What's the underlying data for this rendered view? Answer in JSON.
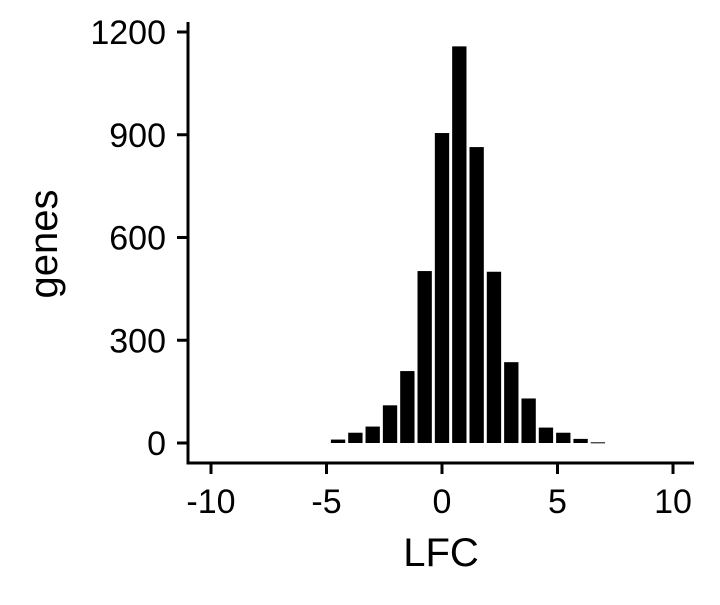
{
  "chart_data": {
    "type": "bar",
    "title": "",
    "xlabel": "LFC",
    "ylabel": "genes",
    "xlim": [
      -11,
      11
    ],
    "ylim": [
      -60,
      1240
    ],
    "grid": false,
    "legend": null,
    "xticks": [
      -10,
      -5,
      0,
      5,
      10
    ],
    "xtick_labels": [
      "-10",
      "-5",
      "0",
      "5",
      "10"
    ],
    "yticks": [
      0,
      300,
      600,
      900,
      1200
    ],
    "ytick_labels": [
      "0",
      "300",
      "600",
      "900",
      "1200"
    ],
    "bin_width": 0.75,
    "bars": [
      {
        "x": -4.5,
        "y": 10
      },
      {
        "x": -3.75,
        "y": 30
      },
      {
        "x": -3.0,
        "y": 48
      },
      {
        "x": -2.25,
        "y": 110
      },
      {
        "x": -1.5,
        "y": 210
      },
      {
        "x": -0.75,
        "y": 502
      },
      {
        "x": 0.0,
        "y": 905
      },
      {
        "x": 0.75,
        "y": 1158
      },
      {
        "x": 1.5,
        "y": 864
      },
      {
        "x": 2.25,
        "y": 500
      },
      {
        "x": 3.0,
        "y": 236
      },
      {
        "x": 3.75,
        "y": 130
      },
      {
        "x": 4.5,
        "y": 45
      },
      {
        "x": 5.25,
        "y": 30
      },
      {
        "x": 6.0,
        "y": 12
      },
      {
        "x": 6.75,
        "y": 2
      }
    ],
    "bar_color": "#000000"
  }
}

==*==

** Assigned task **
Give back the whole of the material exactly, with the pictures removed.

** Exercise result **
What's the underlying data for this rendered view? Answer in JSON.
{
  "chart_data": {
    "type": "bar",
    "title": "",
    "xlabel": "LFC",
    "ylabel": "genes",
    "xlim": [
      -11,
      11
    ],
    "ylim": [
      -60,
      1240
    ],
    "grid": false,
    "legend": null,
    "xticks": [
      -10,
      -5,
      0,
      5,
      10
    ],
    "xtick_labels": [
      "-10",
      "-5",
      "0",
      "5",
      "10"
    ],
    "yticks": [
      0,
      300,
      600,
      900,
      1200
    ],
    "ytick_labels": [
      "0",
      "300",
      "600",
      "900",
      "1200"
    ],
    "bin_width": 0.75,
    "bars": [
      {
        "x": -4.5,
        "y": 10
      },
      {
        "x": -3.75,
        "y": 30
      },
      {
        "x": -3.0,
        "y": 48
      },
      {
        "x": -2.25,
        "y": 110
      },
      {
        "x": -1.5,
        "y": 210
      },
      {
        "x": -0.75,
        "y": 502
      },
      {
        "x": 0.0,
        "y": 905
      },
      {
        "x": 0.75,
        "y": 1158
      },
      {
        "x": 1.5,
        "y": 864
      },
      {
        "x": 2.25,
        "y": 500
      },
      {
        "x": 3.0,
        "y": 236
      },
      {
        "x": 3.75,
        "y": 130
      },
      {
        "x": 4.5,
        "y": 45
      },
      {
        "x": 5.25,
        "y": 30
      },
      {
        "x": 6.0,
        "y": 12
      },
      {
        "x": 6.75,
        "y": 2
      }
    ],
    "bar_color": "#000000"
  }
}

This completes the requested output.